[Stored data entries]
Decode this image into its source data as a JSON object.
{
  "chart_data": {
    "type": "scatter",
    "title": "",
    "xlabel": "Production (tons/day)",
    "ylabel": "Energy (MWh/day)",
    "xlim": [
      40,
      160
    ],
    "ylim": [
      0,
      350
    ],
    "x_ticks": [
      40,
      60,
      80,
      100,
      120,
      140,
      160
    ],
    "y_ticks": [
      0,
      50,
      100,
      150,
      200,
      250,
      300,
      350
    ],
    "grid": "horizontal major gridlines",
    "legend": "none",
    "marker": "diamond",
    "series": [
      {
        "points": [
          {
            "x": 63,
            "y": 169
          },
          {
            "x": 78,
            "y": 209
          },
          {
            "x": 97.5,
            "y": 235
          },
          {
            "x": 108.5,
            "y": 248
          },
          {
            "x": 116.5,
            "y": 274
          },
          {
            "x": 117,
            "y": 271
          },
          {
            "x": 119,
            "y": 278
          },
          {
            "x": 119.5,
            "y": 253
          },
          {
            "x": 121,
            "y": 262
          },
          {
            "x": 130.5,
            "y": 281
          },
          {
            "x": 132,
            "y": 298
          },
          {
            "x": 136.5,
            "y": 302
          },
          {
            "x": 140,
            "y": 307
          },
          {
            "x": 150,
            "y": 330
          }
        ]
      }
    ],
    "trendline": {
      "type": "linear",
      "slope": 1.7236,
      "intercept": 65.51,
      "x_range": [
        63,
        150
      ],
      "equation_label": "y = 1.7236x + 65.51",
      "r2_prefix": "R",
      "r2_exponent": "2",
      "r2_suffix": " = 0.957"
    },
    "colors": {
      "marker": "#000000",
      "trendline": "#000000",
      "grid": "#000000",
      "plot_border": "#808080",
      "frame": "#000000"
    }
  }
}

Set task:
Reproduce the records word for word.

Result below:
Decode this image into its source data as a JSON object.
{
  "chart_data": {
    "type": "scatter",
    "title": "",
    "xlabel": "Production (tons/day)",
    "ylabel": "Energy (MWh/day)",
    "xlim": [
      40,
      160
    ],
    "ylim": [
      0,
      350
    ],
    "x_ticks": [
      40,
      60,
      80,
      100,
      120,
      140,
      160
    ],
    "y_ticks": [
      0,
      50,
      100,
      150,
      200,
      250,
      300,
      350
    ],
    "grid": "horizontal major gridlines",
    "legend": "none",
    "marker": "diamond",
    "series": [
      {
        "points": [
          {
            "x": 63,
            "y": 169
          },
          {
            "x": 78,
            "y": 209
          },
          {
            "x": 97.5,
            "y": 235
          },
          {
            "x": 108.5,
            "y": 248
          },
          {
            "x": 116.5,
            "y": 274
          },
          {
            "x": 117,
            "y": 271
          },
          {
            "x": 119,
            "y": 278
          },
          {
            "x": 119.5,
            "y": 253
          },
          {
            "x": 121,
            "y": 262
          },
          {
            "x": 130.5,
            "y": 281
          },
          {
            "x": 132,
            "y": 298
          },
          {
            "x": 136.5,
            "y": 302
          },
          {
            "x": 140,
            "y": 307
          },
          {
            "x": 150,
            "y": 330
          }
        ]
      }
    ],
    "trendline": {
      "type": "linear",
      "slope": 1.7236,
      "intercept": 65.51,
      "x_range": [
        63,
        150
      ],
      "equation_label": "y = 1.7236x + 65.51",
      "r2_prefix": "R",
      "r2_exponent": "2",
      "r2_suffix": " = 0.957"
    },
    "colors": {
      "marker": "#000000",
      "trendline": "#000000",
      "grid": "#000000",
      "plot_border": "#808080",
      "frame": "#000000"
    }
  }
}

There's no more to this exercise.